'''
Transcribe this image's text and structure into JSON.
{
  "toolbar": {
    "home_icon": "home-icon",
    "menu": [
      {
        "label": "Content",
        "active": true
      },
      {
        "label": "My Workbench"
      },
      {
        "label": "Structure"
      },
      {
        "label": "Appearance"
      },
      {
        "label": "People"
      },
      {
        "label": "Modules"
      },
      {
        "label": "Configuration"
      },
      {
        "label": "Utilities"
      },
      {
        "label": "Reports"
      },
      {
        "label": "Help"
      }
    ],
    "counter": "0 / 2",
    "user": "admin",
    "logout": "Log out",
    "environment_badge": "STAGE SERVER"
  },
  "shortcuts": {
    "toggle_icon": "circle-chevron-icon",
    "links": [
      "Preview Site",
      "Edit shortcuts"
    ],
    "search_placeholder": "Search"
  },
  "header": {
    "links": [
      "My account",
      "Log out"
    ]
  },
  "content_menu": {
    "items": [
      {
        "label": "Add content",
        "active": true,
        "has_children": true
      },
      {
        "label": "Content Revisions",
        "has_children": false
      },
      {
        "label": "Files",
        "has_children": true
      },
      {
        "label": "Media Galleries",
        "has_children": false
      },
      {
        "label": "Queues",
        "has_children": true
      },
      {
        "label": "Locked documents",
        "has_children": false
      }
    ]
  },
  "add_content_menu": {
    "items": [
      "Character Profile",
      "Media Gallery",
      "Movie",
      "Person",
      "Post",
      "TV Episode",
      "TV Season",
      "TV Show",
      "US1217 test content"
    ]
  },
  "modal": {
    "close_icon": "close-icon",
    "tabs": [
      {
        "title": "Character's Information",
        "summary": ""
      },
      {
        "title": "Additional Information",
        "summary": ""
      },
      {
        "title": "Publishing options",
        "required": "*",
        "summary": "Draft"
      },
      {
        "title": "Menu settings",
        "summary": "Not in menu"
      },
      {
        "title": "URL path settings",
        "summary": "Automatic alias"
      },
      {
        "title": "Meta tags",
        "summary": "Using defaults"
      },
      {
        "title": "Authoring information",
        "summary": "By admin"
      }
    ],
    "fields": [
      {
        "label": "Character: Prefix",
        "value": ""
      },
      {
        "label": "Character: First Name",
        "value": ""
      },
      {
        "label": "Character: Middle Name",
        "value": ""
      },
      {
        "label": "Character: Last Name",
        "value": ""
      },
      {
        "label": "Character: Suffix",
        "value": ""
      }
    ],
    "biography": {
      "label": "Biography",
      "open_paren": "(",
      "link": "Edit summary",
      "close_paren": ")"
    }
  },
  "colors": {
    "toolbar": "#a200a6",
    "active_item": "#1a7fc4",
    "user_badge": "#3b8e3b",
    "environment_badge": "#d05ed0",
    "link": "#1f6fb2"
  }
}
'''
» **Objective**: Collect every line with the string "summary" from the records, and copy each.

» **Correct output**:
        "summary": ""
        "summary": ""
        "summary": "Draft"
        "summary": "Not in menu"
        "summary": "Automatic alias"
        "summary": "Using defaults"
        "summary": "By admin"
      "link": "Edit summary",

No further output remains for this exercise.